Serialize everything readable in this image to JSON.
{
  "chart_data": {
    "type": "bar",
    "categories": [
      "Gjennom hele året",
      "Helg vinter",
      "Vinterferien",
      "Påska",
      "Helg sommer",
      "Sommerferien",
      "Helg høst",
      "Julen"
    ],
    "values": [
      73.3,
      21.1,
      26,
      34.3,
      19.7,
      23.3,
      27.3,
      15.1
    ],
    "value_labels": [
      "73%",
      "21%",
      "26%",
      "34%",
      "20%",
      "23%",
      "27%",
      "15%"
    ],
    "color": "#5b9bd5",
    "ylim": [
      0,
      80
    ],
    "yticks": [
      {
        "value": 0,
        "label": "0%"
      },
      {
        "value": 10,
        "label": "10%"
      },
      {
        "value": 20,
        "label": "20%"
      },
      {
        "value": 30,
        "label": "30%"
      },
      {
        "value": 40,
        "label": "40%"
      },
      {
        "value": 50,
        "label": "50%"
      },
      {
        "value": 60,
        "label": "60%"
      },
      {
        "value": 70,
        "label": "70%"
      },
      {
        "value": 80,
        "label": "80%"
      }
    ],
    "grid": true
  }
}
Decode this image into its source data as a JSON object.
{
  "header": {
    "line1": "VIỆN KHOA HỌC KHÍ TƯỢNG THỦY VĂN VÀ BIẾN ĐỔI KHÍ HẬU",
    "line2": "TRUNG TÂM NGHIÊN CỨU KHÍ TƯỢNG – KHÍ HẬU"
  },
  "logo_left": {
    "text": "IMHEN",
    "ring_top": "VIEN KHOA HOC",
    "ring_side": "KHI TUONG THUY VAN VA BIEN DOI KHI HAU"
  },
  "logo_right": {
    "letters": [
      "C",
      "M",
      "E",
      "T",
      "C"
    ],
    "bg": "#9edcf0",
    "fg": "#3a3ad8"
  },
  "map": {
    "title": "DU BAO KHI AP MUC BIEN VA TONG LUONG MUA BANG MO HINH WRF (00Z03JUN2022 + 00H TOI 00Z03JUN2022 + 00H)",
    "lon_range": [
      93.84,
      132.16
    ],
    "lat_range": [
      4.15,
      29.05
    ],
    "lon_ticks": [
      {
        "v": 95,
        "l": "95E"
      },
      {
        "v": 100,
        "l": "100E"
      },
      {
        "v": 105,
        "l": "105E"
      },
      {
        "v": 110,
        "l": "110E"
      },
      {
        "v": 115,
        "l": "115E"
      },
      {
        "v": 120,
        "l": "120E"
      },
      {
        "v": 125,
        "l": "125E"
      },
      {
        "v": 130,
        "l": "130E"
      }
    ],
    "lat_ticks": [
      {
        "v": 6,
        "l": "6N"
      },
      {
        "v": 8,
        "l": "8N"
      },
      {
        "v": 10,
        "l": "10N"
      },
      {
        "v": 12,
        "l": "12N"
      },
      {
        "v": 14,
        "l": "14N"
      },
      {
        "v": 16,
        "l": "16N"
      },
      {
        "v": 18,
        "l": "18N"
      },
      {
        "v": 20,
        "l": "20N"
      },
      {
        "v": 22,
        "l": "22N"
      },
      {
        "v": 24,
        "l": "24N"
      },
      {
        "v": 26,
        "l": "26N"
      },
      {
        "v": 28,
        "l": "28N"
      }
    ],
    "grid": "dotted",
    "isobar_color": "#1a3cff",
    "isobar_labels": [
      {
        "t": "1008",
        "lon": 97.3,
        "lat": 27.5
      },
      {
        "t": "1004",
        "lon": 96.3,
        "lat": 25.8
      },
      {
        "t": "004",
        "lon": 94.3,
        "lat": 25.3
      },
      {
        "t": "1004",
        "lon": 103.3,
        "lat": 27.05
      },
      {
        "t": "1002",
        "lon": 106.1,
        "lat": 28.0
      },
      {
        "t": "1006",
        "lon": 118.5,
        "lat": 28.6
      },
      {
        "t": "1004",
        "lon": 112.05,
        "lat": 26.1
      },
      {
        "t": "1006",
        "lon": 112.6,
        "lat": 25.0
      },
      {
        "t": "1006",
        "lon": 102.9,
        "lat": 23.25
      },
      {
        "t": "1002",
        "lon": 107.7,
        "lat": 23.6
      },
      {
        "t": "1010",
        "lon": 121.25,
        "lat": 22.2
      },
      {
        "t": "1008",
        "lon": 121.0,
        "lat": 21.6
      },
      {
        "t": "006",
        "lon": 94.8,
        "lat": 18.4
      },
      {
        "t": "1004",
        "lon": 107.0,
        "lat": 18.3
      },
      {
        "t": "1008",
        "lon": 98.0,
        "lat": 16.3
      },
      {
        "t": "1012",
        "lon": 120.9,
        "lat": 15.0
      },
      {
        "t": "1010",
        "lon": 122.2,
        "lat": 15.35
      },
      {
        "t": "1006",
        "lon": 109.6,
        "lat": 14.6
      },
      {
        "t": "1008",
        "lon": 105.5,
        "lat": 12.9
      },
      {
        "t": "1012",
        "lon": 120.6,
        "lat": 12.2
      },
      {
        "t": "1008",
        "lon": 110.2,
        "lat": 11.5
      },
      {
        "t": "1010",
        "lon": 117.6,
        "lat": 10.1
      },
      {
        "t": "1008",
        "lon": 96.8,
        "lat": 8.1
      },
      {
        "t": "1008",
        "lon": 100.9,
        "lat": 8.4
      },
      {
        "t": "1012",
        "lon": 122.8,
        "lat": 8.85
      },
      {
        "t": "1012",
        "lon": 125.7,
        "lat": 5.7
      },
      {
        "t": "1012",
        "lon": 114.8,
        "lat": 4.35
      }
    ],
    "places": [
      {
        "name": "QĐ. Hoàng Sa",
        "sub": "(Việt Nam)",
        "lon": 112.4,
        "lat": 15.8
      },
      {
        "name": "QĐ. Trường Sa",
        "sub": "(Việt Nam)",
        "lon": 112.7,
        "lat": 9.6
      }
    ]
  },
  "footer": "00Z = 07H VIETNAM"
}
##########
Extract each line from the listing that holds the word "BIEN".

    "ring_side": "KHI TUONG THUY VAN VA BIEN DOI KHI HAU"
    "title": "DU BAO KHI AP MUC BIEN VA TONG LUONG MUA BANG MO HINH WRF (00Z03JUN2022 + 00H TOI 00Z03JUN2022 + 00H)",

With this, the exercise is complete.